Data extracted from a collection →
★ ★ ★ ★ ★
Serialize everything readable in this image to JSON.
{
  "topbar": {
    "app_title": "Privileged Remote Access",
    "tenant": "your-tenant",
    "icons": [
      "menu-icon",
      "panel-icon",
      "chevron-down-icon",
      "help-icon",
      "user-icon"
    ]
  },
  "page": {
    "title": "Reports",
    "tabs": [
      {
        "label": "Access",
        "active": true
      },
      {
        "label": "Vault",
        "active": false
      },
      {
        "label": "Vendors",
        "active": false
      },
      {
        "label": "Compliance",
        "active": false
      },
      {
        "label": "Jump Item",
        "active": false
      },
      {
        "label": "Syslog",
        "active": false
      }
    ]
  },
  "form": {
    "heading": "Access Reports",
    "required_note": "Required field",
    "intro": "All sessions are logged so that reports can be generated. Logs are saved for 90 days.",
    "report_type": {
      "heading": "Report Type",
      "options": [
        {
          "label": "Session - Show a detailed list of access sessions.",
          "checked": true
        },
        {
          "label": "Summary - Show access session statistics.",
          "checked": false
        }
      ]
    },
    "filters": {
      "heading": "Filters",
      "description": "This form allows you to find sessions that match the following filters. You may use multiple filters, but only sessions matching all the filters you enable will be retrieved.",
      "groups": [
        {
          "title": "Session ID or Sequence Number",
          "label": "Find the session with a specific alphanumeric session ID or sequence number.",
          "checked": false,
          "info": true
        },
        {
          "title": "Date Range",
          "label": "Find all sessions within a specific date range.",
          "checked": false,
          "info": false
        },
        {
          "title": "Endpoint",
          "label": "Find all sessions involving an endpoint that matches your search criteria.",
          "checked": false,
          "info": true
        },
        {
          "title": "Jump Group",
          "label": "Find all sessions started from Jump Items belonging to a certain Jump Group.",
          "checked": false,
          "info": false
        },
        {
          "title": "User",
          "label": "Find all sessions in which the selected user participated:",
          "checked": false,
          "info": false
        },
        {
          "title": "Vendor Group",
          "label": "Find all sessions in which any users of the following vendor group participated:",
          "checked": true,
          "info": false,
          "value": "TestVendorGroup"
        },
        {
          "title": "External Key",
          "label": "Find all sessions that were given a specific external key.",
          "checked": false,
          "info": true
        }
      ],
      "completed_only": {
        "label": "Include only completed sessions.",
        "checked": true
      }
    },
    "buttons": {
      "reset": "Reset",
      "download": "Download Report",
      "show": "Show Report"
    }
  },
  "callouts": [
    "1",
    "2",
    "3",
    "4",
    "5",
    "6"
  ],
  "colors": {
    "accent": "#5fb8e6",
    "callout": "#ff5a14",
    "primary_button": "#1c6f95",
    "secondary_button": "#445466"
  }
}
★ ★ ★ ★ ★
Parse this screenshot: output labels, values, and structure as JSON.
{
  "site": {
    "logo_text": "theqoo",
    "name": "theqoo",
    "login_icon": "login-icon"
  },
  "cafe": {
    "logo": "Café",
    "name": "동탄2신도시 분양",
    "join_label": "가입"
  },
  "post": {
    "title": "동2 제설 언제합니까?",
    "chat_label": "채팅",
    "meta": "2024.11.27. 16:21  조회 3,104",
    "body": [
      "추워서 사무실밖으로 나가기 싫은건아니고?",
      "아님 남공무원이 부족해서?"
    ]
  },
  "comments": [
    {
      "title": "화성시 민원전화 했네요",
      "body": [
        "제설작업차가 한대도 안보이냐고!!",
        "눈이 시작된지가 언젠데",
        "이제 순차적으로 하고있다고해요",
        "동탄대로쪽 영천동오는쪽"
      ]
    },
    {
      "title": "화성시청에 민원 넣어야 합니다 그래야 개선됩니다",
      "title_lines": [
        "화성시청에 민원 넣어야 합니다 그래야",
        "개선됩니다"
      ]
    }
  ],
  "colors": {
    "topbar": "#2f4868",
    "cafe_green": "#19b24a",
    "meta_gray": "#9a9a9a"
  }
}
★ ★ ★ ★ ★
Required task → Determine the number of lines in the listing that contain the string "your". Write that number and nothing else.

Solution to this task → 2